Prompt: Look for the word "各位来宾" in the entries below, then copy every line that has it.
::::
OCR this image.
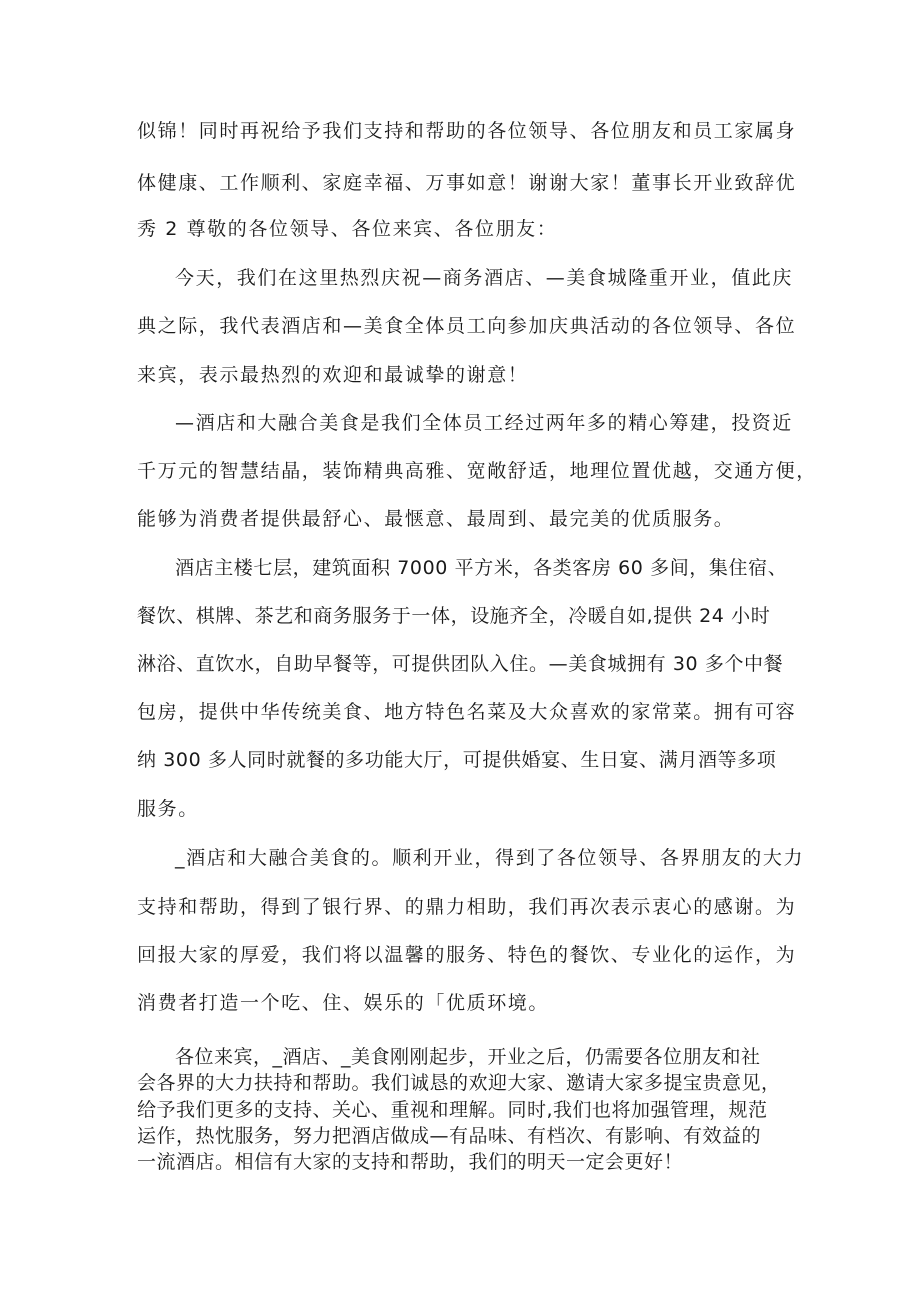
似锦！同时再祝给予我们支持和帮助的各位领导、各位朋友和员工家属身
体健康、工作顺利、家庭幸福、万事如意！谢谢大家！董事长开业致辞优
秀 2 尊敬的各位领导、各位来宾、各位朋友：
今天，我们在这里热烈庆祝—商务酒店、—美食城隆重开业，值此庆
典之际，我代表酒店和—美食全体员工向参加庆典活动的各位领导、各位
来宾，表示最热烈的欢迎和最诚挚的谢意！
—酒店和大融合美食是我们全体员工经过两年多的精心筹建，投资近
千万元的智慧结晶，装饰精典高雅、宽敞舒适，地理位置优越，交通方便，
能够为消费者提供最舒心、最惬意、最周到、最完美的优质服务。
酒店主楼七层，建筑面积 7000 平方米，各类客房 60 多间，集住宿、
餐饮、棋牌、茶艺和商务服务于一体，设施齐全，冷暖自如,提供 24 小时
淋浴、直饮水，自助早餐等，可提供团队入住。—美食城拥有 30 多个中餐
包房，提供中华传统美食、地方特色名菜及大众喜欢的家常菜。拥有可容
纳 300 多人同时就餐的多功能大厅，可提供婚宴、生日宴、满月酒等多项
服务。
_酒店和大融合美食的。顺利开业，得到了各位领导、各界朋友的大力
支持和帮助，得到了银行界、的鼎力相助，我们再次表示衷心的感谢。为
回报大家的厚爱，我们将以温馨的服务、特色的餐饮、专业化的运作，为
消费者打造一个吃、住、娱乐的「优质环境。
各位来宾，_酒店、_美食刚刚起步，开业之后，仍需要各位朋友和社
会各界的大力扶持和帮助。我们诚恳的欢迎大家、邀请大家多提宝贵意见，
给予我们更多的支持、关心、重视和理解。同时,我们也将加强管理，规范
运作，热忱服务，努力把酒店做成—有品味、有档次、有影响、有效益的
一流酒店。相信有大家的支持和帮助，我们的明天一定会更好！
::::
Answer for this exercise:
秀 2 尊敬的各位领导、各位来宾、各位朋友：
各位来宾，_酒店、_美食刚刚起步，开业之后，仍需要各位朋友和社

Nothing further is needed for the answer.